* Your goal *
Output every entry exactly as written, skipping any pictures.
-=-=-
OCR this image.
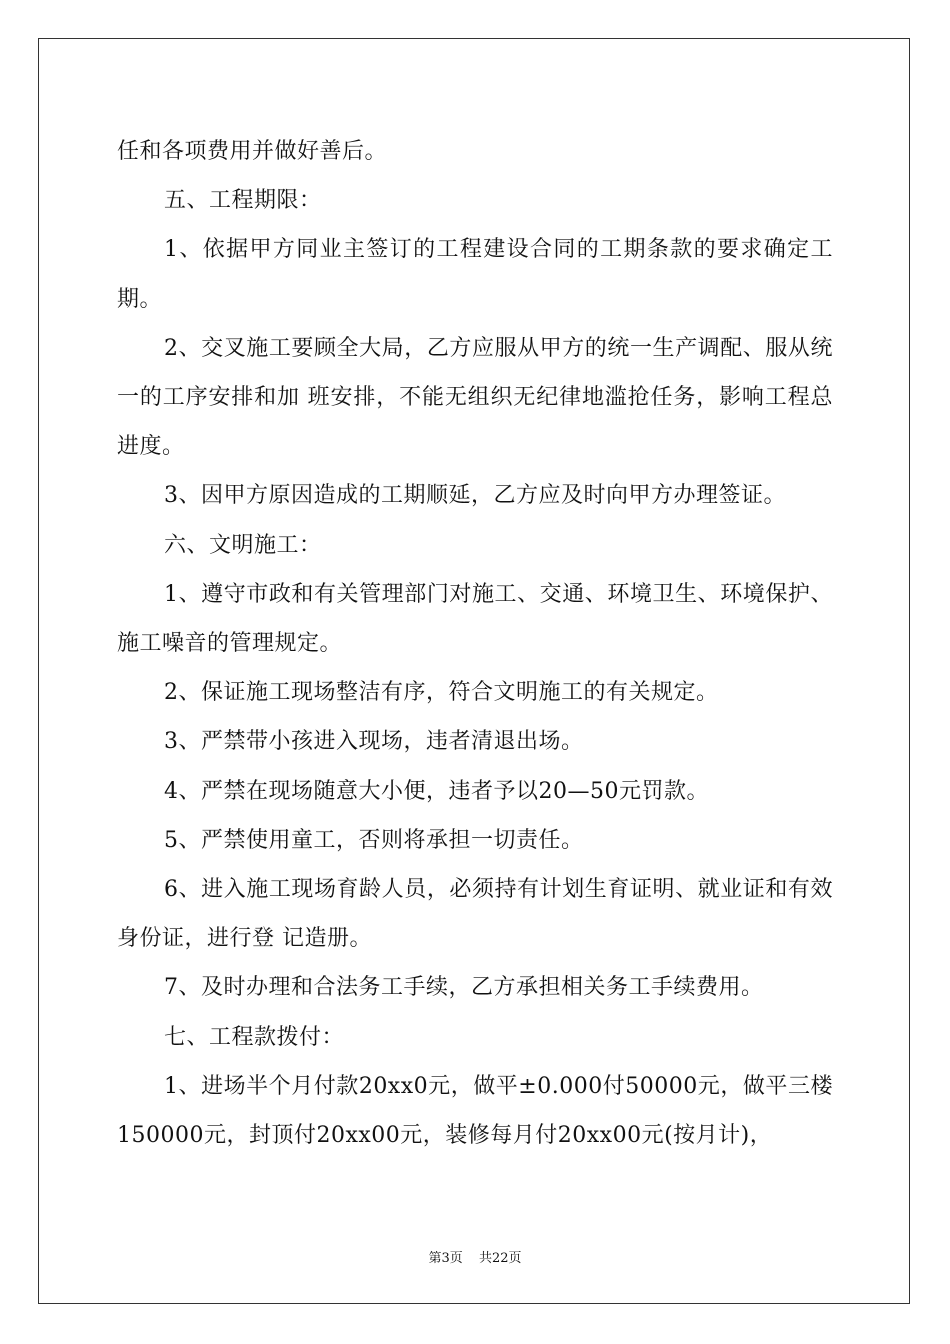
任和各项费用并做好善后。

五、工程期限：

1、依据甲方同业主签订的工程建设合同的工期条款的要求确定工期。

2、交叉施工要顾全大局，乙方应服从甲方的统一生产调配、服从统一的工序安排和加 班安排，不能无组织无纪律地滥抢任务，影响工程总进度。

3、因甲方原因造成的工期顺延，乙方应及时向甲方办理签证。

六、文明施工：

1、遵守市政和有关管理部门对施工、交通、环境卫生、环境保护、施工噪音的管理规定。

2、保证施工现场整洁有序，符合文明施工的有关规定。

3、严禁带小孩进入现场，违者清退出场。

4、严禁在现场随意大小便，违者予以20—50元罚款。

5、严禁使用童工，否则将承担一切责任。

6、进入施工现场育龄人员，必须持有计划生育证明、就业证和有效身份证，进行登 记造册。

7、及时办理和合法务工手续，乙方承担相关务工手续费用。

七、工程款拨付：

1、进场半个月付款20xx0元，做平±0.000付50000元，做平三楼150000元，封顶付20xx00元，装修每月付20xx00元(按月计)，

第3页 共22页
-=-=-
* Solution for this problem *
OCR this image.
任和各项费用并做好善后。

五、工程期限：

1、依据甲方同业主签订的工程建设合同的工期条款的要求确定工期。

2、交叉施工要顾全大局，乙方应服从甲方的统一生产调配、服从统一的工序安排和加 班安排，不能无组织无纪律地滥抢任务，影响工程总进度。

3、因甲方原因造成的工期顺延，乙方应及时向甲方办理签证。

六、文明施工：

1、遵守市政和有关管理部门对施工、交通、环境卫生、环境保护、施工噪音的管理规定。

2、保证施工现场整洁有序，符合文明施工的有关规定。

3、严禁带小孩进入现场，违者清退出场。

4、严禁在现场随意大小便，违者予以20—50元罚款。

5、严禁使用童工，否则将承担一切责任。

6、进入施工现场育龄人员，必须持有计划生育证明、就业证和有效身份证，进行登 记造册。

7、及时办理和合法务工手续，乙方承担相关务工手续费用。

七、工程款拨付：

1、进场半个月付款20xx0元，做平±0.000付50000元，做平三楼150000元，封顶付20xx00元，装修每月付20xx00元(按月计)，

第3页 共22页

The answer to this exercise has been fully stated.